= Problem statement =
Copy every line of the following data that includes the string "Funktionsreserve".

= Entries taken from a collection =
○ ○ ○ ○ ○ ○ ○
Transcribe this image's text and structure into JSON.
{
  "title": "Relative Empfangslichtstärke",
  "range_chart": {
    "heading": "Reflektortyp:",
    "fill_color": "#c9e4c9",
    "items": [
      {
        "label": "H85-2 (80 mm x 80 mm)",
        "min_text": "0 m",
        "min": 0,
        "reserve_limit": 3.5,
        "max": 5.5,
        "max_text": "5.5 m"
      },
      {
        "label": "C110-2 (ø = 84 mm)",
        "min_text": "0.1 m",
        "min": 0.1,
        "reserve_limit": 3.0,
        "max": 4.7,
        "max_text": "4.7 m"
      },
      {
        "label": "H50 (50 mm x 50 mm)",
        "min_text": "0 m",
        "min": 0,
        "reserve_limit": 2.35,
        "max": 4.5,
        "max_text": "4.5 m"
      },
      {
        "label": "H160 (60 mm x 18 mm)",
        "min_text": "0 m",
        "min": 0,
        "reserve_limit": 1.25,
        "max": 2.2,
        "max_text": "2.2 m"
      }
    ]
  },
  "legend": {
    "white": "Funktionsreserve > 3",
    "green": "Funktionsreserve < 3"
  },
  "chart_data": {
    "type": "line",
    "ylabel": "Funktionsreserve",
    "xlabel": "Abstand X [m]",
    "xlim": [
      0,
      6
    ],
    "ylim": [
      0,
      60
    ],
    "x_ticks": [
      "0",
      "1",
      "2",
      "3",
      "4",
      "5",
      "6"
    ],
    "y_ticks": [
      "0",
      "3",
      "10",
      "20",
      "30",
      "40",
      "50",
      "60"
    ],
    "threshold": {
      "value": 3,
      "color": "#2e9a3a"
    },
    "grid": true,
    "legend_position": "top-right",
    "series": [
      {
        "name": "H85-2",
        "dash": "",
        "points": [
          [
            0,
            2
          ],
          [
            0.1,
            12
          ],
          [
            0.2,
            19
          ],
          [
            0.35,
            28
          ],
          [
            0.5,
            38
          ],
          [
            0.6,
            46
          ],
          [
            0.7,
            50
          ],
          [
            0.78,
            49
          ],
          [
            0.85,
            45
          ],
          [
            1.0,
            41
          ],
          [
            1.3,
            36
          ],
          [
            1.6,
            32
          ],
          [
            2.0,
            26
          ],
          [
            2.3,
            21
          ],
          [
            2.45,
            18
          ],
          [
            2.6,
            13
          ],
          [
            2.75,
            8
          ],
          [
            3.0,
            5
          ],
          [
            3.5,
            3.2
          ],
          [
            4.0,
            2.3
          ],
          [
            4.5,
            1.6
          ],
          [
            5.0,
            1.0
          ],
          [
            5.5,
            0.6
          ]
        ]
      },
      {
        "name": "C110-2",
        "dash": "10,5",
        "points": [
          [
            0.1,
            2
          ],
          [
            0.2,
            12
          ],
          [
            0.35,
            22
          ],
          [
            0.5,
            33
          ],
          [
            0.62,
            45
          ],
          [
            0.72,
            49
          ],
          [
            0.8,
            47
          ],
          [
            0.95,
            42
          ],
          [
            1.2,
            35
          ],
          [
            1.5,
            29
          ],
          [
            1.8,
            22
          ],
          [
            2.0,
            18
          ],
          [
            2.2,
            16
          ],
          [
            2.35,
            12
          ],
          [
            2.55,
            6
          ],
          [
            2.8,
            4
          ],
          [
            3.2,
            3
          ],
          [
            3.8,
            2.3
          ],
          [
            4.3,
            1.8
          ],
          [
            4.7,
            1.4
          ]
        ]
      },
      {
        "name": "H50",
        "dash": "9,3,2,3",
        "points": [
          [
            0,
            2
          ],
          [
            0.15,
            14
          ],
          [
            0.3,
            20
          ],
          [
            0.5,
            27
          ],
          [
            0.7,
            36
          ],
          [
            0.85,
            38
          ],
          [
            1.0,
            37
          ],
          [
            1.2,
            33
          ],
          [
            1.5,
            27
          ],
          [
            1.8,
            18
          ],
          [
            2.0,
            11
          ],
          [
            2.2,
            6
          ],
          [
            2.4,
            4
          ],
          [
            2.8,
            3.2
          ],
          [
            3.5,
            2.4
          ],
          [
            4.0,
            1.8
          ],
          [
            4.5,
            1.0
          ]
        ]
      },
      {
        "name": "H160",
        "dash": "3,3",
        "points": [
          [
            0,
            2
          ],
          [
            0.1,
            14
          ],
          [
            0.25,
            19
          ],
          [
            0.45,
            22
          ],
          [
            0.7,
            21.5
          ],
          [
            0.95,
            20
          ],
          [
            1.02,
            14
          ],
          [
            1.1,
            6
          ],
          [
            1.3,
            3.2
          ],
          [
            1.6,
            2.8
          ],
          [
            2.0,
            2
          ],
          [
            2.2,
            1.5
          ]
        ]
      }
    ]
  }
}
○ ○ ○ ○ ○ ○ ○
= Exercise solution =
    "white": "Funktionsreserve > 3",
    "green": "Funktionsreserve < 3"
    "ylabel": "Funktionsreserve",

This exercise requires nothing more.